>>>

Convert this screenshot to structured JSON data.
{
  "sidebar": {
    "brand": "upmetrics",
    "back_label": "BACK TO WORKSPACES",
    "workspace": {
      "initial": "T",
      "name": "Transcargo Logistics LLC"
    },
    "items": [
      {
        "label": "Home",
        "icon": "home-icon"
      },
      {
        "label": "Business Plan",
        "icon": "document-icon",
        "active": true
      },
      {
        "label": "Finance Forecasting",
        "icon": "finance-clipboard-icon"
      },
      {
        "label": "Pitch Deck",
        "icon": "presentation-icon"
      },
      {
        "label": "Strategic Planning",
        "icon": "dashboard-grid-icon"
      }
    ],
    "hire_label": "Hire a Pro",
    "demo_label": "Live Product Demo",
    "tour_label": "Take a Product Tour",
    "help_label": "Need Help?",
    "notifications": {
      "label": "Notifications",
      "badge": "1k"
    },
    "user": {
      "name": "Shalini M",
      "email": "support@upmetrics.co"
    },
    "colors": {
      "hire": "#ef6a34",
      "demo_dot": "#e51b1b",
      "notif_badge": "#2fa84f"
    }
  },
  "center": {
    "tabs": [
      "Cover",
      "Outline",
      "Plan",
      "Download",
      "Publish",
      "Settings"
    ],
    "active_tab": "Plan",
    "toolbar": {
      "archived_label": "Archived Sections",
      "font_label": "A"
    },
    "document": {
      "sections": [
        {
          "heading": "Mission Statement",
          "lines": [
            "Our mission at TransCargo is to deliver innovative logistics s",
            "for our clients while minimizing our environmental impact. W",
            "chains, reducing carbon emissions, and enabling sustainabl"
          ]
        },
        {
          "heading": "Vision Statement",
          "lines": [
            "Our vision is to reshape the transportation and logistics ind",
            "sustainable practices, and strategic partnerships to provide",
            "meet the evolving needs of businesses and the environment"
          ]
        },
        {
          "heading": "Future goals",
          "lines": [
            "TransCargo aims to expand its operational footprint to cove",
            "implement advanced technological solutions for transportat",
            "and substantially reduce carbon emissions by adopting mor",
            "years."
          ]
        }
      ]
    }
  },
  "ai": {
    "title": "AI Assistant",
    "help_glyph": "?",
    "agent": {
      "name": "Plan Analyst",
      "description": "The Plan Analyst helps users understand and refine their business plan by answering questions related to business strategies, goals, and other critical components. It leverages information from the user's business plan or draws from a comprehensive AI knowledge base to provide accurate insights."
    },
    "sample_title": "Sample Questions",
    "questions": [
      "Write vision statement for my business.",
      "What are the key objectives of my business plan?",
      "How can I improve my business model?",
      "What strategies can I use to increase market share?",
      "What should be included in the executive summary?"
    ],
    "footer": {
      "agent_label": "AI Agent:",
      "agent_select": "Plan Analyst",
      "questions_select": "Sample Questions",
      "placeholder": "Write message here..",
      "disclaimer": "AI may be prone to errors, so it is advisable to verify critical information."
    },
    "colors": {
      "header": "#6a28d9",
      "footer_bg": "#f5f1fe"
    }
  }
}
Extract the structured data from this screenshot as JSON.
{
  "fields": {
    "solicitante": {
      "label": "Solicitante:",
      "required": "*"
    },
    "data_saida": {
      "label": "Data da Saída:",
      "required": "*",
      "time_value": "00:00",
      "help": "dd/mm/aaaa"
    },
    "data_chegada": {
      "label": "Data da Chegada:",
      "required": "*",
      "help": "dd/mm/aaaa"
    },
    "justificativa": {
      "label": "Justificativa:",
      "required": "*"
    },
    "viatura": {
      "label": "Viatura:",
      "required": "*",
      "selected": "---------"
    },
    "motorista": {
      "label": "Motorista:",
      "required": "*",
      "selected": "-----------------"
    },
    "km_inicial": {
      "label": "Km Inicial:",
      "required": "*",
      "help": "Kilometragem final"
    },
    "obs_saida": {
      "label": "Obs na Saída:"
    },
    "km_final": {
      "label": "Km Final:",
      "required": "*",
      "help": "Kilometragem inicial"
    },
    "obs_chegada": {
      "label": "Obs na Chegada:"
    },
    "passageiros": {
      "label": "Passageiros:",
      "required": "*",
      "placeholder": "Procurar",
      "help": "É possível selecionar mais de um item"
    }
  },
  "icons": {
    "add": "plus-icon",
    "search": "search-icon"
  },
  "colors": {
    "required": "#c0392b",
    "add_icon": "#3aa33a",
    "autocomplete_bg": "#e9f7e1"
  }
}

<<<

> **JOB**: Give the number of lines in the data that contain "emissions", with no other words.

> **IN RESPONSE**: 2